▶ _WHAT YOU ARE ASKED TO DO_:
Are you able to retype all the records below exactly?

Data entries:

• • • • • • •

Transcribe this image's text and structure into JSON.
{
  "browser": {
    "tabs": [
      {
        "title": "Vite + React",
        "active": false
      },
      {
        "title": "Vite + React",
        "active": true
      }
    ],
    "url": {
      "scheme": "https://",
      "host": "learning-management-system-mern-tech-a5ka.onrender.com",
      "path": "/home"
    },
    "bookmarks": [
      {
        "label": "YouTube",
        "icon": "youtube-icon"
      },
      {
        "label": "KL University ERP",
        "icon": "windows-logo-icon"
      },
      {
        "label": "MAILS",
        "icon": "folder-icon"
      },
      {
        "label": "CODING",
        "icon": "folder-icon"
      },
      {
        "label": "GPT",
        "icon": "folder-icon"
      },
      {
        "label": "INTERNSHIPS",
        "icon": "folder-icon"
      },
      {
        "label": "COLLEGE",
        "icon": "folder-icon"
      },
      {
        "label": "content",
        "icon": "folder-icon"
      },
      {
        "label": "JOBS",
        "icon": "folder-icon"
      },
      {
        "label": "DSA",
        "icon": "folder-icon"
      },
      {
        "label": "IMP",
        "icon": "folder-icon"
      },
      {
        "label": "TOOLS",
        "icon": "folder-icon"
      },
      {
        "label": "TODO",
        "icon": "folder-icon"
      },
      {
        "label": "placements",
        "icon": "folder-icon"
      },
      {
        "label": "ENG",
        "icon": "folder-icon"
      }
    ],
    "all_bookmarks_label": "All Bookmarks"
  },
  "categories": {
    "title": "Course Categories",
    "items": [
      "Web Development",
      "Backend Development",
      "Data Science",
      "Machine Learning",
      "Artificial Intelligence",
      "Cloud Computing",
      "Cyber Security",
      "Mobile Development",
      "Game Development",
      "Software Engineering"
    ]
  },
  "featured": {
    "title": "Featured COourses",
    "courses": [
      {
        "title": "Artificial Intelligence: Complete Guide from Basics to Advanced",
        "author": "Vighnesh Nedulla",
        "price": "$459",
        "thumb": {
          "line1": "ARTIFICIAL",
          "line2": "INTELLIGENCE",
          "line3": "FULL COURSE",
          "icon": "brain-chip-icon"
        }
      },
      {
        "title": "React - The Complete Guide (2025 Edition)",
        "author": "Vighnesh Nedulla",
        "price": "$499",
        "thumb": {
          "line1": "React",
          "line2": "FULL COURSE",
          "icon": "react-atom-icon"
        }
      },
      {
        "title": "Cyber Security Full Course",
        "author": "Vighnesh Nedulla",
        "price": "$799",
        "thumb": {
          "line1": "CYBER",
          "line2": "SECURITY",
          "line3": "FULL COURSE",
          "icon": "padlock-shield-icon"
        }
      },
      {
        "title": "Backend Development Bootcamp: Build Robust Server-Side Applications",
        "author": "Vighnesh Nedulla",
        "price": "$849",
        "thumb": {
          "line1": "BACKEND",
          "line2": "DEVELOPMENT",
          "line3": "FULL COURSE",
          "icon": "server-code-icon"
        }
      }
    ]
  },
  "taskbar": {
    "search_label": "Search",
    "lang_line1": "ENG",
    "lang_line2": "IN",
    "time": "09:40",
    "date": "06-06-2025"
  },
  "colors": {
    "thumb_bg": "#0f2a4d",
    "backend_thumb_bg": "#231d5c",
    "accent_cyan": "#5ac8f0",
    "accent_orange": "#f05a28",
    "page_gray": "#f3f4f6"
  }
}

• • • • • • •

▶ _RESULT FOR THIS EXERCISE_:
Transcribe this image's text and structure into JSON.
{
  "browser": {
    "tabs": [
      {
        "title": "Vite + React",
        "active": false
      },
      {
        "title": "Vite + React",
        "active": true
      }
    ],
    "url": {
      "scheme": "https://",
      "host": "learning-management-system-mern-tech-a5ka.onrender.com",
      "path": "/home"
    },
    "bookmarks": [
      {
        "label": "YouTube",
        "icon": "youtube-icon"
      },
      {
        "label": "KL University ERP",
        "icon": "windows-logo-icon"
      },
      {
        "label": "MAILS",
        "icon": "folder-icon"
      },
      {
        "label": "CODING",
        "icon": "folder-icon"
      },
      {
        "label": "GPT",
        "icon": "folder-icon"
      },
      {
        "label": "INTERNSHIPS",
        "icon": "folder-icon"
      },
      {
        "label": "COLLEGE",
        "icon": "folder-icon"
      },
      {
        "label": "content",
        "icon": "folder-icon"
      },
      {
        "label": "JOBS",
        "icon": "folder-icon"
      },
      {
        "label": "DSA",
        "icon": "folder-icon"
      },
      {
        "label": "IMP",
        "icon": "folder-icon"
      },
      {
        "label": "TOOLS",
        "icon": "folder-icon"
      },
      {
        "label": "TODO",
        "icon": "folder-icon"
      },
      {
        "label": "placements",
        "icon": "folder-icon"
      },
      {
        "label": "ENG",
        "icon": "folder-icon"
      }
    ],
    "all_bookmarks_label": "All Bookmarks"
  },
  "categories": {
    "title": "Course Categories",
    "items": [
      "Web Development",
      "Backend Development",
      "Data Science",
      "Machine Learning",
      "Artificial Intelligence",
      "Cloud Computing",
      "Cyber Security",
      "Mobile Development",
      "Game Development",
      "Software Engineering"
    ]
  },
  "featured": {
    "title": "Featured COourses",
    "courses": [
      {
        "title": "Artificial Intelligence: Complete Guide from Basics to Advanced",
        "author": "Vighnesh Nedulla",
        "price": "$459",
        "thumb": {
          "line1": "ARTIFICIAL",
          "line2": "INTELLIGENCE",
          "line3": "FULL COURSE",
          "icon": "brain-chip-icon"
        }
      },
      {
        "title": "React - The Complete Guide (2025 Edition)",
        "author": "Vighnesh Nedulla",
        "price": "$499",
        "thumb": {
          "line1": "React",
          "line2": "FULL COURSE",
          "icon": "react-atom-icon"
        }
      },
      {
        "title": "Cyber Security Full Course",
        "author": "Vighnesh Nedulla",
        "price": "$799",
        "thumb": {
          "line1": "CYBER",
          "line2": "SECURITY",
          "line3": "FULL COURSE",
          "icon": "padlock-shield-icon"
        }
      },
      {
        "title": "Backend Development Bootcamp: Build Robust Server-Side Applications",
        "author": "Vighnesh Nedulla",
        "price": "$849",
        "thumb": {
          "line1": "BACKEND",
          "line2": "DEVELOPMENT",
          "line3": "FULL COURSE",
          "icon": "server-code-icon"
        }
      }
    ]
  },
  "taskbar": {
    "search_label": "Search",
    "lang_line1": "ENG",
    "lang_line2": "IN",
    "time": "09:40",
    "date": "06-06-2025"
  },
  "colors": {
    "thumb_bg": "#0f2a4d",
    "backend_thumb_bg": "#231d5c",
    "accent_cyan": "#5ac8f0",
    "accent_orange": "#f05a28",
    "page_gray": "#f3f4f6"
  }
}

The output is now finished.